What you have to do: Type out the material below exactly.

/---

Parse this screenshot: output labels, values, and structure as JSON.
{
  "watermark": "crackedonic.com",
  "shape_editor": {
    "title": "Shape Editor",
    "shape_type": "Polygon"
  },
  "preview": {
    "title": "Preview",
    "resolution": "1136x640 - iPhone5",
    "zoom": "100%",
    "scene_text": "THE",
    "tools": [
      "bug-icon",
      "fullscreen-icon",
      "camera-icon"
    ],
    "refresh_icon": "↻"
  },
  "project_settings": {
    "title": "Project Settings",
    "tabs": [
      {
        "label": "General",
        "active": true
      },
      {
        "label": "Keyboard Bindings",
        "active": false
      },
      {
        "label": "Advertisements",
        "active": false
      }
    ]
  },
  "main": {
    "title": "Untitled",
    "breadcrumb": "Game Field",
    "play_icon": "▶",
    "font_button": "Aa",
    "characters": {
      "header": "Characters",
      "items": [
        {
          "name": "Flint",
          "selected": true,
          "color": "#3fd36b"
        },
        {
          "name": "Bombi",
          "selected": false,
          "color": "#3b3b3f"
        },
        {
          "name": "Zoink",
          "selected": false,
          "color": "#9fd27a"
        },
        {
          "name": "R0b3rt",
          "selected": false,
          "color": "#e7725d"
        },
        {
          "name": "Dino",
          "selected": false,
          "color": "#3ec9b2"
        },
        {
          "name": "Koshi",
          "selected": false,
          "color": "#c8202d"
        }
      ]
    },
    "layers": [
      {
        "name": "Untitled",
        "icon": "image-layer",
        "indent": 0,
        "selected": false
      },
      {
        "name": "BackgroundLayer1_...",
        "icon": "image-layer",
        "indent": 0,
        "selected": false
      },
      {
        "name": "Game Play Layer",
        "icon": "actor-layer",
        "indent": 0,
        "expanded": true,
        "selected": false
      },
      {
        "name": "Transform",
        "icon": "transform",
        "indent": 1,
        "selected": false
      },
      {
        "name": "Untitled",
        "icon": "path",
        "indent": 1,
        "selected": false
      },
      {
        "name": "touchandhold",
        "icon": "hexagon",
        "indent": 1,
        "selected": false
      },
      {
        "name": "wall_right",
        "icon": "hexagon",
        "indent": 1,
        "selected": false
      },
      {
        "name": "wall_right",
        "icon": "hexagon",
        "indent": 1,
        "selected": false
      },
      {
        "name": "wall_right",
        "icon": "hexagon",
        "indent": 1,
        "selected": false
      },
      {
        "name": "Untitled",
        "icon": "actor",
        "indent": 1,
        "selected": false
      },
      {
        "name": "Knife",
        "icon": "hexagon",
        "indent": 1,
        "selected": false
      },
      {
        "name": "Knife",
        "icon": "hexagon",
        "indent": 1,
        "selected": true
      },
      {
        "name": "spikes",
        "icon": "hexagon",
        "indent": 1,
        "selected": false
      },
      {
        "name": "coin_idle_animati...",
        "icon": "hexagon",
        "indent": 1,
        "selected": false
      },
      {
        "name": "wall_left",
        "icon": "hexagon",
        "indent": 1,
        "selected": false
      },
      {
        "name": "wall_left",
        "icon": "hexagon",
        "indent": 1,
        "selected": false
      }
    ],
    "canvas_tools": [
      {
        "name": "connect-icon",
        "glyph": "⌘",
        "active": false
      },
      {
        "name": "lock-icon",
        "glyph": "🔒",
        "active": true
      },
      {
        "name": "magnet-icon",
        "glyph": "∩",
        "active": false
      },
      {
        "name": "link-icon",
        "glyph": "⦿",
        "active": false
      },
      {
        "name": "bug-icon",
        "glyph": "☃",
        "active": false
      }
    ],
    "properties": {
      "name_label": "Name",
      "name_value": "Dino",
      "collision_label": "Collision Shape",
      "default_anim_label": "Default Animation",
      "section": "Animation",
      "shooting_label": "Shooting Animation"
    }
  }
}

\---

Response to the exercise:
Parse this screenshot: output labels, values, and structure as JSON.
{
  "watermark": "crackedonic.com",
  "shape_editor": {
    "title": "Shape Editor",
    "shape_type": "Polygon"
  },
  "preview": {
    "title": "Preview",
    "resolution": "1136x640 - iPhone5",
    "zoom": "100%",
    "scene_text": "THE",
    "tools": [
      "bug-icon",
      "fullscreen-icon",
      "camera-icon"
    ],
    "refresh_icon": "↻"
  },
  "project_settings": {
    "title": "Project Settings",
    "tabs": [
      {
        "label": "General",
        "active": true
      },
      {
        "label": "Keyboard Bindings",
        "active": false
      },
      {
        "label": "Advertisements",
        "active": false
      }
    ]
  },
  "main": {
    "title": "Untitled",
    "breadcrumb": "Game Field",
    "play_icon": "▶",
    "font_button": "Aa",
    "characters": {
      "header": "Characters",
      "items": [
        {
          "name": "Flint",
          "selected": true,
          "color": "#3fd36b"
        },
        {
          "name": "Bombi",
          "selected": false,
          "color": "#3b3b3f"
        },
        {
          "name": "Zoink",
          "selected": false,
          "color": "#9fd27a"
        },
        {
          "name": "R0b3rt",
          "selected": false,
          "color": "#e7725d"
        },
        {
          "name": "Dino",
          "selected": false,
          "color": "#3ec9b2"
        },
        {
          "name": "Koshi",
          "selected": false,
          "color": "#c8202d"
        }
      ]
    },
    "layers": [
      {
        "name": "Untitled",
        "icon": "image-layer",
        "indent": 0,
        "selected": false
      },
      {
        "name": "BackgroundLayer1_...",
        "icon": "image-layer",
        "indent": 0,
        "selected": false
      },
      {
        "name": "Game Play Layer",
        "icon": "actor-layer",
        "indent": 0,
        "expanded": true,
        "selected": false
      },
      {
        "name": "Transform",
        "icon": "transform",
        "indent": 1,
        "selected": false
      },
      {
        "name": "Untitled",
        "icon": "path",
        "indent": 1,
        "selected": false
      },
      {
        "name": "touchandhold",
        "icon": "hexagon",
        "indent": 1,
        "selected": false
      },
      {
        "name": "wall_right",
        "icon": "hexagon",
        "indent": 1,
        "selected": false
      },
      {
        "name": "wall_right",
        "icon": "hexagon",
        "indent": 1,
        "selected": false
      },
      {
        "name": "wall_right",
        "icon": "hexagon",
        "indent": 1,
        "selected": false
      },
      {
        "name": "Untitled",
        "icon": "actor",
        "indent": 1,
        "selected": false
      },
      {
        "name": "Knife",
        "icon": "hexagon",
        "indent": 1,
        "selected": false
      },
      {
        "name": "Knife",
        "icon": "hexagon",
        "indent": 1,
        "selected": true
      },
      {
        "name": "spikes",
        "icon": "hexagon",
        "indent": 1,
        "selected": false
      },
      {
        "name": "coin_idle_animati...",
        "icon": "hexagon",
        "indent": 1,
        "selected": false
      },
      {
        "name": "wall_left",
        "icon": "hexagon",
        "indent": 1,
        "selected": false
      },
      {
        "name": "wall_left",
        "icon": "hexagon",
        "indent": 1,
        "selected": false
      }
    ],
    "canvas_tools": [
      {
        "name": "connect-icon",
        "glyph": "⌘",
        "active": false
      },
      {
        "name": "lock-icon",
        "glyph": "🔒",
        "active": true
      },
      {
        "name": "magnet-icon",
        "glyph": "∩",
        "active": false
      },
      {
        "name": "link-icon",
        "glyph": "⦿",
        "active": false
      },
      {
        "name": "bug-icon",
        "glyph": "☃",
        "active": false
      }
    ],
    "properties": {
      "name_label": "Name",
      "name_value": "Dino",
      "collision_label": "Collision Shape",
      "default_anim_label": "Default Animation",
      "section": "Animation",
      "shooting_label": "Shooting Animation"
    }
  }
}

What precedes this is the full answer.